EXERCISE TASK:
Repeat the data that follows, word for word, without the images.

(Stored records)
----

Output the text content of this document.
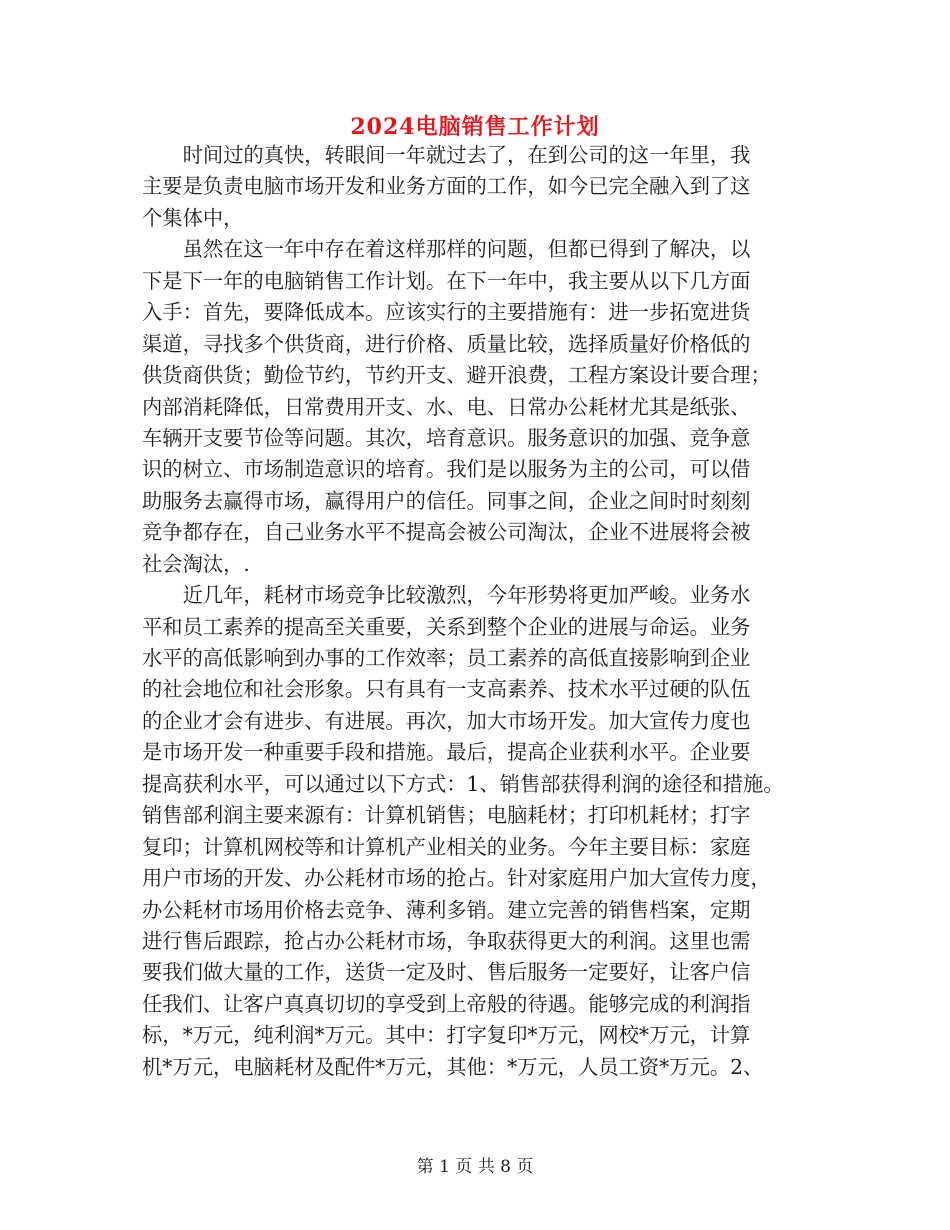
2024电脑销售工作计划
　　时间过的真快，转眼间一年就过去了，在到公司的这一年里，我
主要是负责电脑市场开发和业务方面的工作，如今已完全融入到了这
个集体中，
　　虽然在这一年中存在着这样那样的问题，但都已得到了解决，以
下是下一年的电脑销售工作计划。在下一年中，我主要从以下几方面
入手：首先，要降低成本。应该实行的主要措施有：进一步拓宽进货
渠道，寻找多个供货商，进行价格、质量比较，选择质量好价格低的
供货商供货；勤俭节约，节约开支、避开浪费，工程方案设计要合理；
内部消耗降低，日常费用开支、水、电、日常办公耗材尤其是纸张、
车辆开支要节俭等问题。其次，培育意识。服务意识的加强、竞争意
识的树立、市场制造意识的培育。我们是以服务为主的公司，可以借
助服务去赢得市场，赢得用户的信任。同事之间，企业之间时时刻刻
竞争都存在，自己业务水平不提高会被公司淘汰，企业不进展将会被
社会淘汰，.
　　近几年，耗材市场竞争比较激烈，今年形势将更加严峻。业务水
平和员工素养的提高至关重要，关系到整个企业的进展与命运。业务
水平的高低影响到办事的工作效率；员工素养的高低直接影响到企业
的社会地位和社会形象。只有具有一支高素养、技术水平过硬的队伍
的企业才会有进步、有进展。再次，加大市场开发。加大宣传力度也
是市场开发一种重要手段和措施。最后，提高企业获利水平。企业要
提高获利水平，可以通过以下方式：1、销售部获得利润的途径和措施。
销售部利润主要来源有：计算机销售；电脑耗材；打印机耗材；打字
复印；计算机网校等和计算机产业相关的业务。今年主要目标：家庭
用户市场的开发、办公耗材市场的抢占。针对家庭用户加大宣传力度，
办公耗材市场用价格去竞争、薄利多销。建立完善的销售档案，定期
进行售后跟踪，抢占办公耗材市场，争取获得更大的利润。这里也需
要我们做大量的工作，送货一定及时、售后服务一定要好，让客户信
任我们、让客户真真切切的享受到上帝般的待遇。能够完成的利润指
标，*万元，纯利润*万元。其中：打字复印*万元，网校*万元，计算
机*万元，电脑耗材及配件*万元，其他：*万元，人员工资*万元。2、
第 1 页 共 8 页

----

SOLUTION FOR THIS EXERCISE:
Output the text content of this document.
2024电脑销售工作计划
　　时间过的真快，转眼间一年就过去了，在到公司的这一年里，我
主要是负责电脑市场开发和业务方面的工作，如今已完全融入到了这
个集体中，
　　虽然在这一年中存在着这样那样的问题，但都已得到了解决，以
下是下一年的电脑销售工作计划。在下一年中，我主要从以下几方面
入手：首先，要降低成本。应该实行的主要措施有：进一步拓宽进货
渠道，寻找多个供货商，进行价格、质量比较，选择质量好价格低的
供货商供货；勤俭节约，节约开支、避开浪费，工程方案设计要合理；
内部消耗降低，日常费用开支、水、电、日常办公耗材尤其是纸张、
车辆开支要节俭等问题。其次，培育意识。服务意识的加强、竞争意
识的树立、市场制造意识的培育。我们是以服务为主的公司，可以借
助服务去赢得市场，赢得用户的信任。同事之间，企业之间时时刻刻
竞争都存在，自己业务水平不提高会被公司淘汰，企业不进展将会被
社会淘汰，.
　　近几年，耗材市场竞争比较激烈，今年形势将更加严峻。业务水
平和员工素养的提高至关重要，关系到整个企业的进展与命运。业务
水平的高低影响到办事的工作效率；员工素养的高低直接影响到企业
的社会地位和社会形象。只有具有一支高素养、技术水平过硬的队伍
的企业才会有进步、有进展。再次，加大市场开发。加大宣传力度也
是市场开发一种重要手段和措施。最后，提高企业获利水平。企业要
提高获利水平，可以通过以下方式：1、销售部获得利润的途径和措施。
销售部利润主要来源有：计算机销售；电脑耗材；打印机耗材；打字
复印；计算机网校等和计算机产业相关的业务。今年主要目标：家庭
用户市场的开发、办公耗材市场的抢占。针对家庭用户加大宣传力度，
办公耗材市场用价格去竞争、薄利多销。建立完善的销售档案，定期
进行售后跟踪，抢占办公耗材市场，争取获得更大的利润。这里也需
要我们做大量的工作，送货一定及时、售后服务一定要好，让客户信
任我们、让客户真真切切的享受到上帝般的待遇。能够完成的利润指
标，*万元，纯利润*万元。其中：打字复印*万元，网校*万元，计算
机*万元，电脑耗材及配件*万元，其他：*万元，人员工资*万元。2、
第 1 页 共 8 页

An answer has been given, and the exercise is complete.